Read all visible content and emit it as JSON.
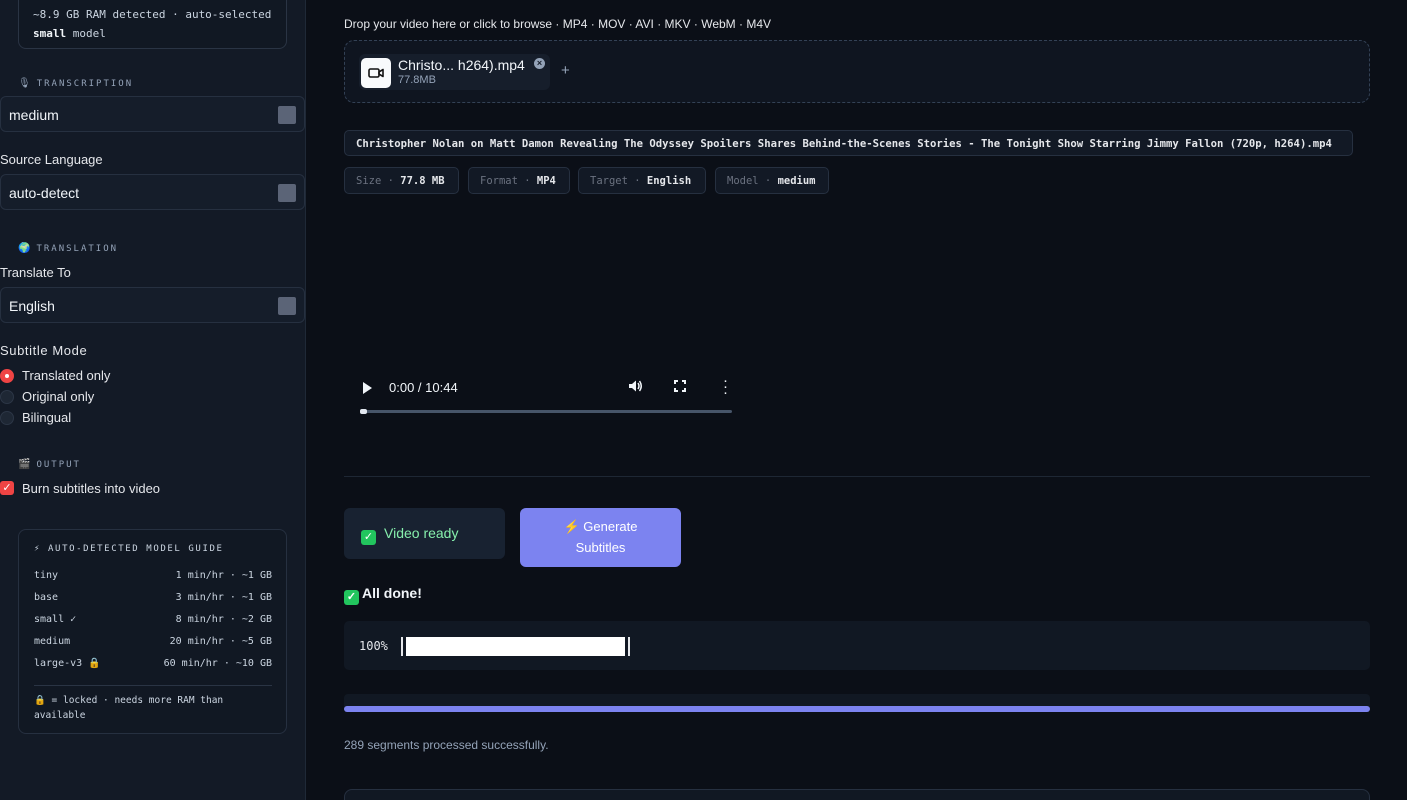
{
  "sidebar": {
    "ram_line1": "~8.9 GB RAM detected · auto-selected",
    "ram_bold": "small",
    "ram_line2_rest": " model",
    "transcription": {
      "icon": "microphone-icon",
      "heading": "TRANSCRIPTION",
      "model_value": "medium",
      "source_label": "Source Language",
      "source_value": "auto-detect"
    },
    "translation": {
      "icon": "globe-icon",
      "heading": "TRANSLATION",
      "target_label": "Translate To",
      "target_value": "English"
    },
    "subtitle_mode": {
      "label": "Subtitle Mode",
      "options": [
        "Translated only",
        "Original only",
        "Bilingual"
      ],
      "selected": "Translated only"
    },
    "output": {
      "icon": "clapper-icon",
      "heading": "OUTPUT",
      "burn_label": "Burn subtitles into video",
      "burn_checked": true
    },
    "guide": {
      "title": "⚡ AUTO-DETECTED MODEL GUIDE",
      "rows": [
        {
          "name": "tiny",
          "spec": "1 min/hr · ~1 GB"
        },
        {
          "name": "base",
          "spec": "3 min/hr · ~1 GB"
        },
        {
          "name": "small ✓",
          "spec": "8 min/hr · ~2 GB"
        },
        {
          "name": "medium",
          "spec": "20 min/hr · ~5 GB"
        },
        {
          "name": "large-v3 🔒",
          "spec": "60 min/hr · ~10 GB"
        }
      ],
      "note": "🔒 = locked · needs more RAM than available"
    }
  },
  "upload": {
    "label": "Drop your video here or click to browse · MP4 · MOV · AVI · MKV · WebM · M4V",
    "file_name": "Christo... h264).mp4",
    "file_size": "77.8MB",
    "plus": "+"
  },
  "file_info": {
    "title": "Christopher Nolan on Matt Damon Revealing The Odyssey Spoilers Shares Behind-the-Scenes Stories - The Tonight Show Starring Jimmy Fallon (720p, h264).mp4",
    "tags": [
      {
        "key": "Size",
        "value": "77.8 MB"
      },
      {
        "key": "Format",
        "value": "MP4"
      },
      {
        "key": "Target",
        "value": "English"
      },
      {
        "key": "Model",
        "value": "medium"
      }
    ]
  },
  "player": {
    "time": "0:00 / 10:44",
    "played_fraction": 0.0
  },
  "status": {
    "ready_text": "Video ready",
    "generate_label_line1": "⚡ Generate",
    "generate_label_line2": "Subtitles",
    "done_text": "All done!",
    "progress_pct_text": "100%",
    "progress_fraction": 1.0,
    "segments_text": "289 segments processed successfully."
  },
  "colors": {
    "accent": "#7c83f0",
    "danger": "#ef4444",
    "success": "#22c55e"
  }
}
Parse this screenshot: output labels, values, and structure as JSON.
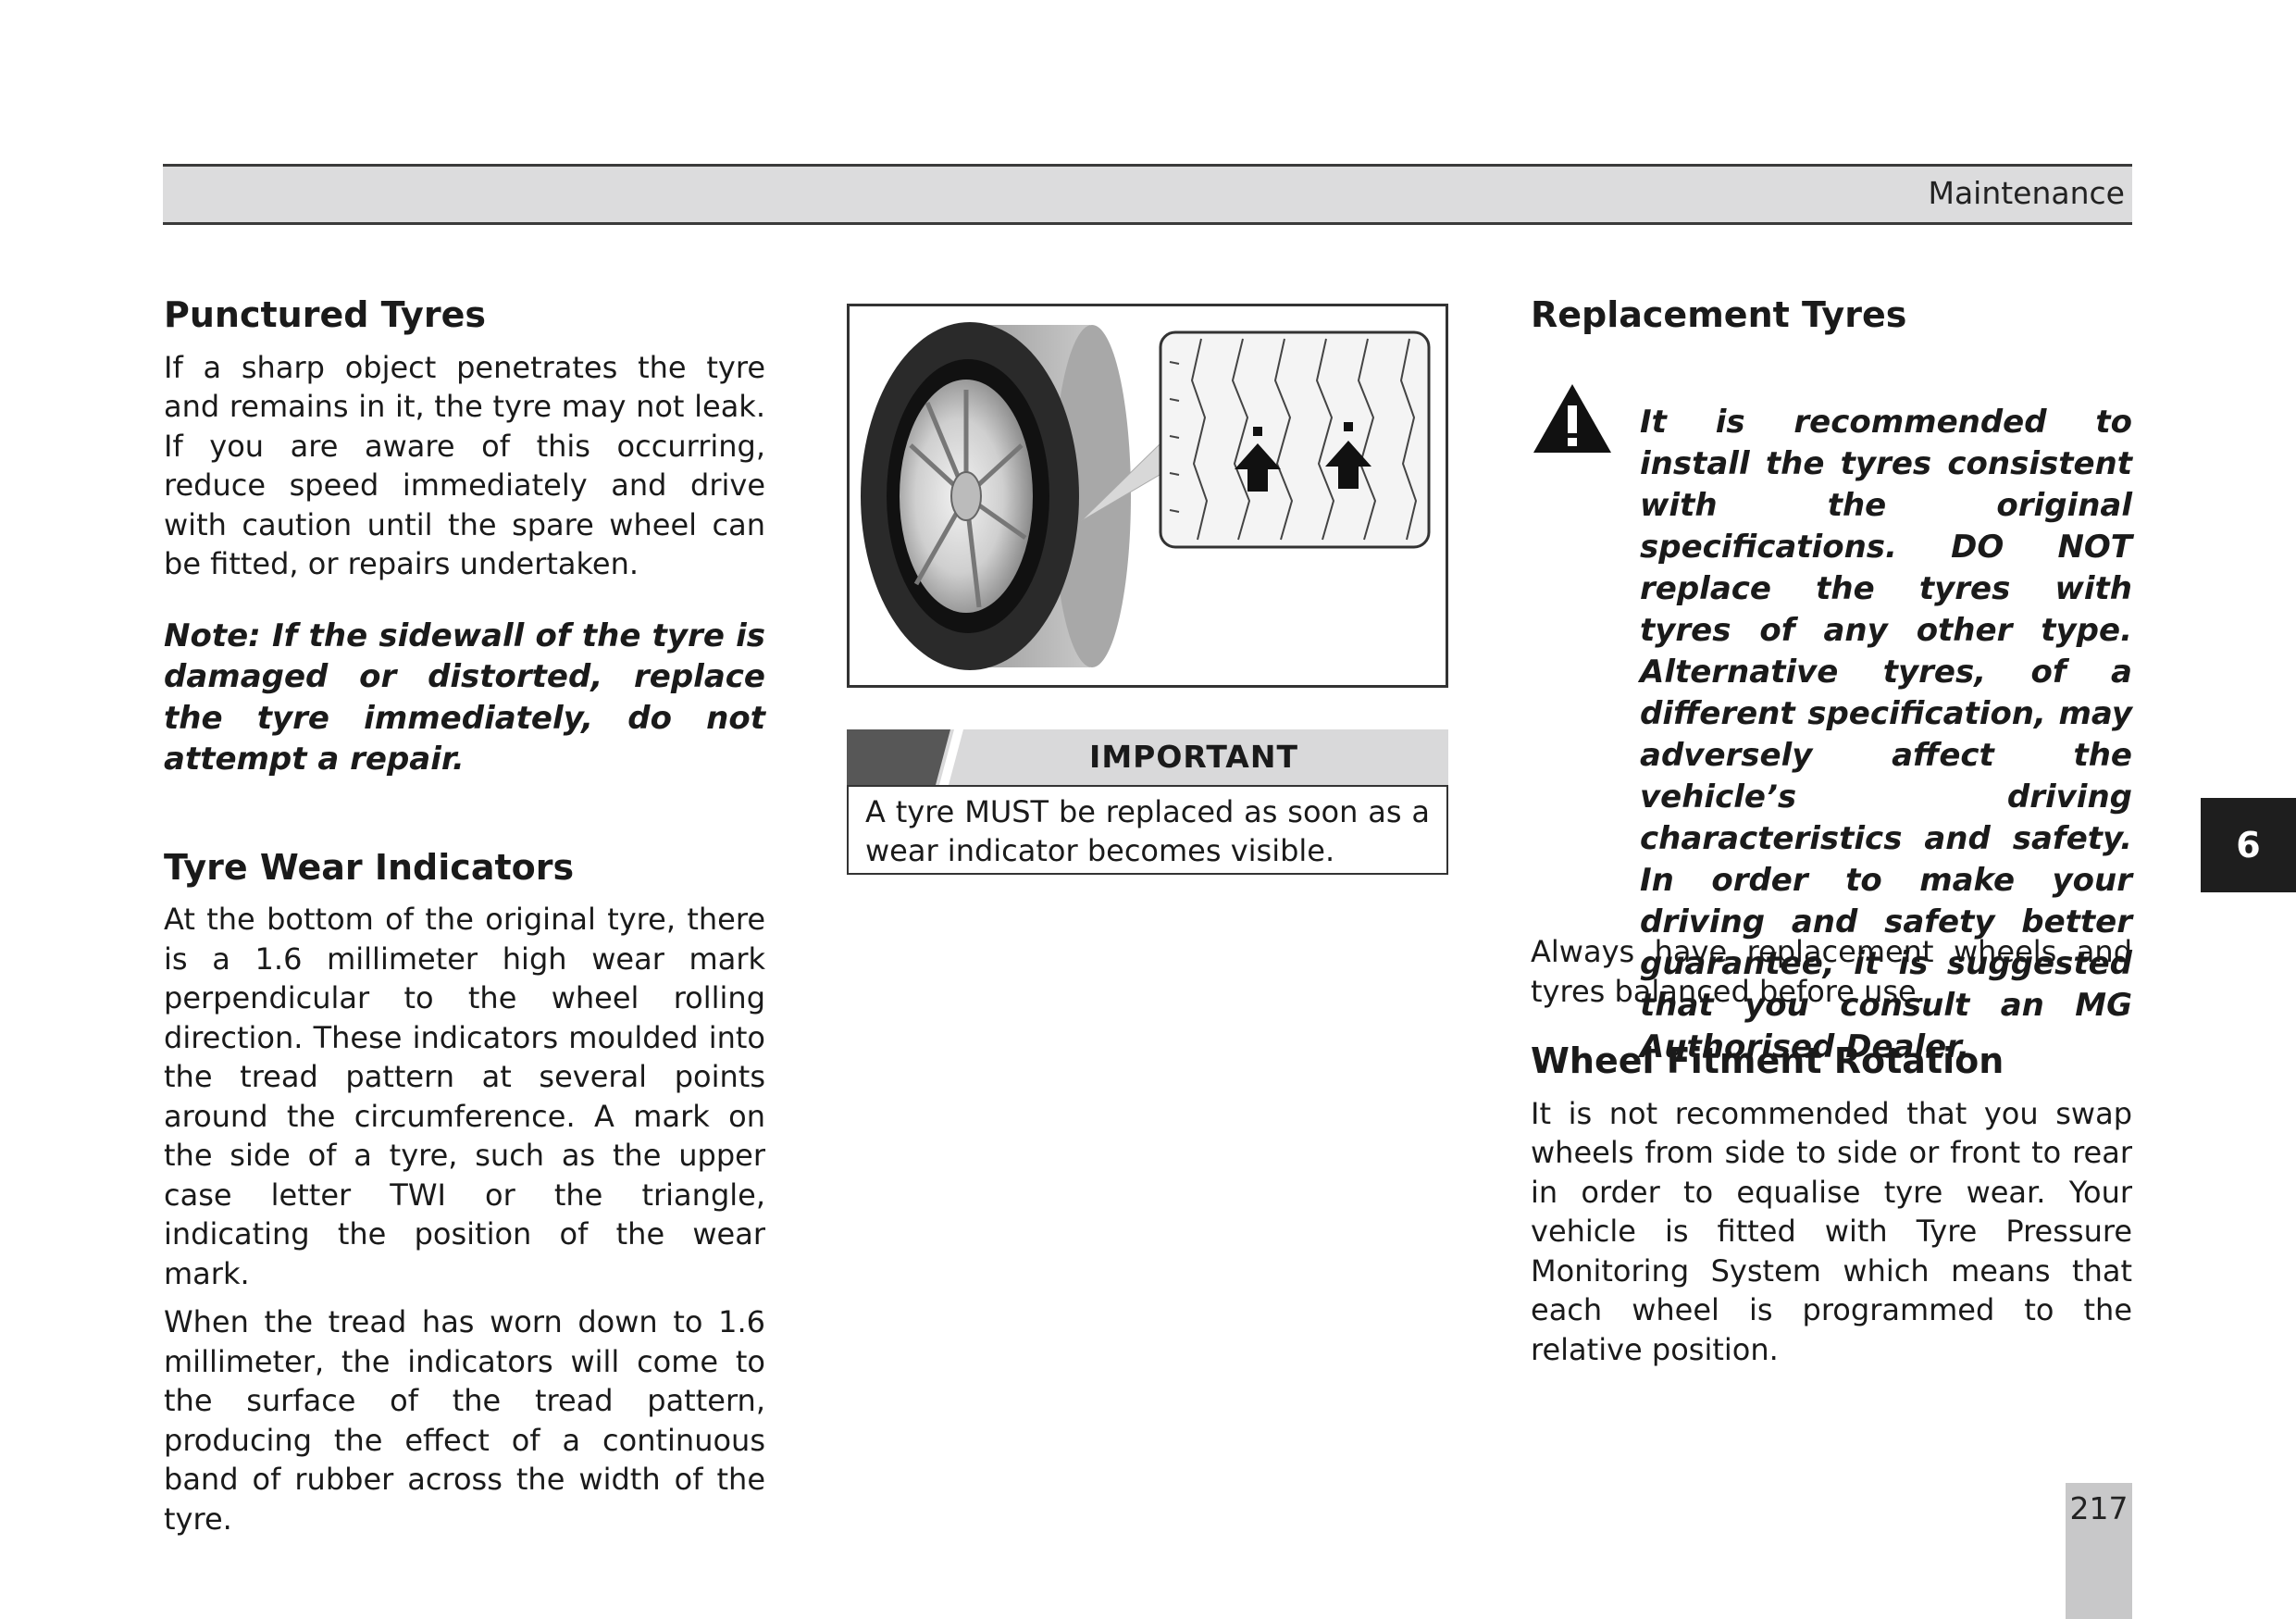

- [Short exercise] Restate the data above word for word. Do not include the images.

- [Written reply]
Read all visible content and emit it as JSON.
{
  "sidebar": {
    "ram_line1": "~8.9 GB RAM detected · auto-selected",
    "ram_bold": "small",
    "ram_line2_rest": " model",
    "transcription": {
      "icon": "microphone-icon",
      "heading": "TRANSCRIPTION",
      "model_value": "medium",
      "source_label": "Source Language",
      "source_value": "auto-detect"
    },
    "translation": {
      "icon": "globe-icon",
      "heading": "TRANSLATION",
      "target_label": "Translate To",
      "target_value": "English"
    },
    "subtitle_mode": {
      "label": "Subtitle Mode",
      "options": [
        "Translated only",
        "Original only",
        "Bilingual"
      ],
      "selected": "Translated only"
    },
    "output": {
      "icon": "clapper-icon",
      "heading": "OUTPUT",
      "burn_label": "Burn subtitles into video",
      "burn_checked": true
    },
    "guide": {
      "title": "⚡ AUTO-DETECTED MODEL GUIDE",
      "rows": [
        {
          "name": "tiny",
          "spec": "1 min/hr · ~1 GB"
        },
        {
          "name": "base",
          "spec": "3 min/hr · ~1 GB"
        },
        {
          "name": "small ✓",
          "spec": "8 min/hr · ~2 GB"
        },
        {
          "name": "medium",
          "spec": "20 min/hr · ~5 GB"
        },
        {
          "name": "large-v3 🔒",
          "spec": "60 min/hr · ~10 GB"
        }
      ],
      "note": "🔒 = locked · needs more RAM than available"
    }
  },
  "upload": {
    "label": "Drop your video here or click to browse · MP4 · MOV · AVI · MKV · WebM · M4V",
    "file_name": "Christo... h264).mp4",
    "file_size": "77.8MB",
    "plus": "+"
  },
  "file_info": {
    "title": "Christopher Nolan on Matt Damon Revealing The Odyssey Spoilers Shares Behind-the-Scenes Stories - The Tonight Show Starring Jimmy Fallon (720p, h264).mp4",
    "tags": [
      {
        "key": "Size",
        "value": "77.8 MB"
      },
      {
        "key": "Format",
        "value": "MP4"
      },
      {
        "key": "Target",
        "value": "English"
      },
      {
        "key": "Model",
        "value": "medium"
      }
    ]
  },
  "player": {
    "time": "0:00 / 10:44",
    "played_fraction": 0.0
  },
  "status": {
    "ready_text": "Video ready",
    "generate_label_line1": "⚡ Generate",
    "generate_label_line2": "Subtitles",
    "done_text": "All done!",
    "progress_pct_text": "100%",
    "progress_fraction": 1.0,
    "segments_text": "289 segments processed successfully."
  },
  "colors": {
    "accent": "#7c83f0",
    "danger": "#ef4444",
    "success": "#22c55e"
  }
}
Parse this screenshot: output labels, values, and structure as JSON.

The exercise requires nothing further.